• **WHAT YOU WILL DO**
Please transcribe the data that follows without the pictures, keeping every word the same.

• **DATA SHOWN**
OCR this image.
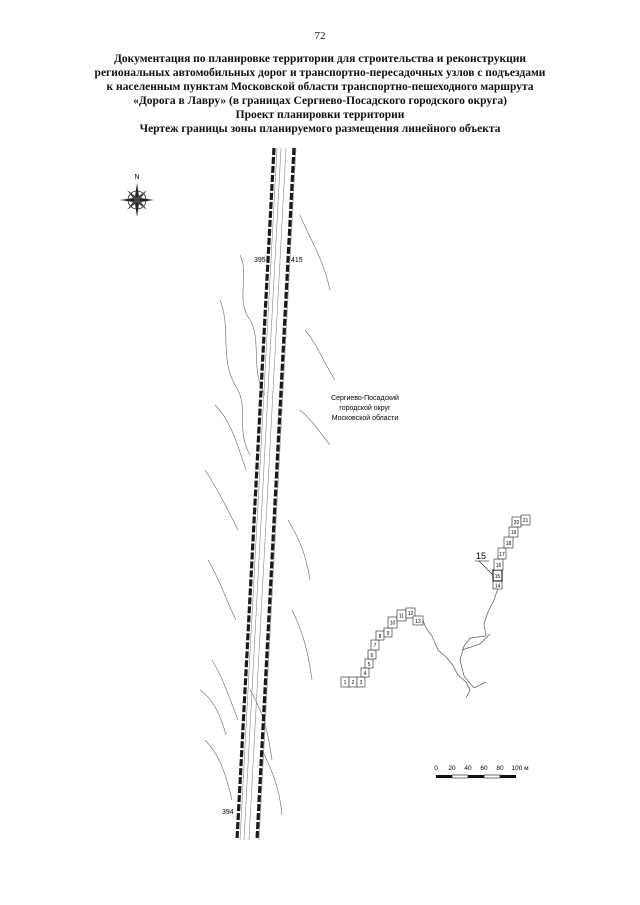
72
Документация по планировке территории для строительства и реконструкции
региональных автомобильных дорог и транспортно-пересадочных узлов с подъездами
к населенным пунктам Московской области транспортно-пешеходного маршрута
«Дорога в Лавру» (в границах Сергиево-Посадского городского округа)
Проект планировки территории
Чертеж границы зоны планируемого размещения линейного объекта
N
395	415
394
Сергиево-Посадский
городской округ
Московской области
1 2 3
4
5
6
7
8 9
10
11 12
13
14
15
16
17
18
19
20 21
15
0 20 40 60 80 100 м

• **RESPONSE BELOW**
OCR this image.
72
Документация по планировке территории для строительства и реконструкции
региональных автомобильных дорог и транспортно-пересадочных узлов с подъездами
к населенным пунктам Московской области транспортно-пешеходного маршрута
«Дорога в Лавру» (в границах Сергиево-Посадского городского округа)
Проект планировки территории
Чертеж границы зоны планируемого размещения линейного объекта
N
395	415
394
Сергиево-Посадский
городской округ
Московской области
1 2 3
4
5
6
7
8 9
10
11 12
13
14
15
16
17
18
19
20 21
15
0 20 40 60 80 100 м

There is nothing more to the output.